* Available records:

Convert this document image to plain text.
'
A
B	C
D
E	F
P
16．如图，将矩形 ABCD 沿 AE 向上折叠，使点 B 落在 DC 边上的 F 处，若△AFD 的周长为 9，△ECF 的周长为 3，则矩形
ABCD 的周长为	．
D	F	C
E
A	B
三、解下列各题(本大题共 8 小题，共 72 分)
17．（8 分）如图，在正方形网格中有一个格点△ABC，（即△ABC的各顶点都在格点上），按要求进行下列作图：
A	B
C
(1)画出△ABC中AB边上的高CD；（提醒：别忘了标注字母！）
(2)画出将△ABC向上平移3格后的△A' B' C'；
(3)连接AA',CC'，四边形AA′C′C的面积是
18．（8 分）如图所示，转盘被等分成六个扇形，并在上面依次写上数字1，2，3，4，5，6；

* What to work on:
Write every record out again, unaltered.

* Answer in full:
Convert this document image to plain text.
'
A
B	C
D
E	F
P
16．如图，将矩形 ABCD 沿 AE 向上折叠，使点 B 落在 DC 边上的 F 处，若△AFD 的周长为 9，△ECF 的周长为 3，则矩形
ABCD 的周长为	．
D	F	C
E
A	B
三、解下列各题(本大题共 8 小题，共 72 分)
17．（8 分）如图，在正方形网格中有一个格点△ABC，（即△ABC的各顶点都在格点上），按要求进行下列作图：
A	B
C
(1)画出△ABC中AB边上的高CD；（提醒：别忘了标注字母！）
(2)画出将△ABC向上平移3格后的△A' B' C'；
(3)连接AA',CC'，四边形AA′C′C的面积是
18．（8 分）如图所示，转盘被等分成六个扇形，并在上面依次写上数字1，2，3，4，5，6；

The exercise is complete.